(Entries from a dataset)

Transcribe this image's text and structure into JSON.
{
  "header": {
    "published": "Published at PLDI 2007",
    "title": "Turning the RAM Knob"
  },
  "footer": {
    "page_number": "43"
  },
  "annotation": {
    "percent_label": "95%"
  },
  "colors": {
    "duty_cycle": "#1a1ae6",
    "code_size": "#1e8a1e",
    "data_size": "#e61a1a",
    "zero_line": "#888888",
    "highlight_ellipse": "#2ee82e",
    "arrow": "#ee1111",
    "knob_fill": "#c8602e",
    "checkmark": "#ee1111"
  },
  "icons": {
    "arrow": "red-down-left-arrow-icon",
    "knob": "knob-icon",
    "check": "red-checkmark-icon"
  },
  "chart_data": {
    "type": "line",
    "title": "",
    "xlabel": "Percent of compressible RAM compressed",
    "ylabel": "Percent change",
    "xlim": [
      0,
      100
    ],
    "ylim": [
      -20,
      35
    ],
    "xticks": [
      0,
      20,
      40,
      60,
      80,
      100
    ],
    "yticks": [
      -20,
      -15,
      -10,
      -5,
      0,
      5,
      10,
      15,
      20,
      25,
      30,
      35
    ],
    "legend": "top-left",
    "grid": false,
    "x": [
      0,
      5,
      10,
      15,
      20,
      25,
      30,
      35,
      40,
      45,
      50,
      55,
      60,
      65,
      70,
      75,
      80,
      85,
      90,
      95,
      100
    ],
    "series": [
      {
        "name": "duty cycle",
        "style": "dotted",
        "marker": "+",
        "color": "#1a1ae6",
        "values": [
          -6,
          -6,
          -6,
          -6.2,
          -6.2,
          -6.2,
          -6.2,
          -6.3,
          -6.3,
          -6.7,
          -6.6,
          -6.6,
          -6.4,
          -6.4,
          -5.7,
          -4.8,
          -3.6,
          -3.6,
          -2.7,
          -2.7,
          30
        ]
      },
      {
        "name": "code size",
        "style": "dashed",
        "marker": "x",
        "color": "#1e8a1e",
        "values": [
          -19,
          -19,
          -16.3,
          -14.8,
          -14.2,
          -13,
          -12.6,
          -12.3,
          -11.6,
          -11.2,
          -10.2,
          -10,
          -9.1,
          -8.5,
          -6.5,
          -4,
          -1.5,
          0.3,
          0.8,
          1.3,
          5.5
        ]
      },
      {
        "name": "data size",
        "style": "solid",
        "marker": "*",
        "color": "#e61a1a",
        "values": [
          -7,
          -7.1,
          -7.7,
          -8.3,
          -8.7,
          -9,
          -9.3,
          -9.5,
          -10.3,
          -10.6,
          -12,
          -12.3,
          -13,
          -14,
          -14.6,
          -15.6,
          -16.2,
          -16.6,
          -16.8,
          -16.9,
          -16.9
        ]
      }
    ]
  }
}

### Exercise:
Set down all of the records shown above once more, exactly.

### Task output:
Transcribe this image's text and structure into JSON.
{
  "header": {
    "published": "Published at PLDI 2007",
    "title": "Turning the RAM Knob"
  },
  "footer": {
    "page_number": "43"
  },
  "annotation": {
    "percent_label": "95%"
  },
  "colors": {
    "duty_cycle": "#1a1ae6",
    "code_size": "#1e8a1e",
    "data_size": "#e61a1a",
    "zero_line": "#888888",
    "highlight_ellipse": "#2ee82e",
    "arrow": "#ee1111",
    "knob_fill": "#c8602e",
    "checkmark": "#ee1111"
  },
  "icons": {
    "arrow": "red-down-left-arrow-icon",
    "knob": "knob-icon",
    "check": "red-checkmark-icon"
  },
  "chart_data": {
    "type": "line",
    "title": "",
    "xlabel": "Percent of compressible RAM compressed",
    "ylabel": "Percent change",
    "xlim": [
      0,
      100
    ],
    "ylim": [
      -20,
      35
    ],
    "xticks": [
      0,
      20,
      40,
      60,
      80,
      100
    ],
    "yticks": [
      -20,
      -15,
      -10,
      -5,
      0,
      5,
      10,
      15,
      20,
      25,
      30,
      35
    ],
    "legend": "top-left",
    "grid": false,
    "x": [
      0,
      5,
      10,
      15,
      20,
      25,
      30,
      35,
      40,
      45,
      50,
      55,
      60,
      65,
      70,
      75,
      80,
      85,
      90,
      95,
      100
    ],
    "series": [
      {
        "name": "duty cycle",
        "style": "dotted",
        "marker": "+",
        "color": "#1a1ae6",
        "values": [
          -6,
          -6,
          -6,
          -6.2,
          -6.2,
          -6.2,
          -6.2,
          -6.3,
          -6.3,
          -6.7,
          -6.6,
          -6.6,
          -6.4,
          -6.4,
          -5.7,
          -4.8,
          -3.6,
          -3.6,
          -2.7,
          -2.7,
          30
        ]
      },
      {
        "name": "code size",
        "style": "dashed",
        "marker": "x",
        "color": "#1e8a1e",
        "values": [
          -19,
          -19,
          -16.3,
          -14.8,
          -14.2,
          -13,
          -12.6,
          -12.3,
          -11.6,
          -11.2,
          -10.2,
          -10,
          -9.1,
          -8.5,
          -6.5,
          -4,
          -1.5,
          0.3,
          0.8,
          1.3,
          5.5
        ]
      },
      {
        "name": "data size",
        "style": "solid",
        "marker": "*",
        "color": "#e61a1a",
        "values": [
          -7,
          -7.1,
          -7.7,
          -8.3,
          -8.7,
          -9,
          -9.3,
          -9.5,
          -10.3,
          -10.6,
          -12,
          -12.3,
          -13,
          -14,
          -14.6,
          -15.6,
          -16.2,
          -16.6,
          -16.8,
          -16.9,
          -16.9
        ]
      }
    ]
  }
}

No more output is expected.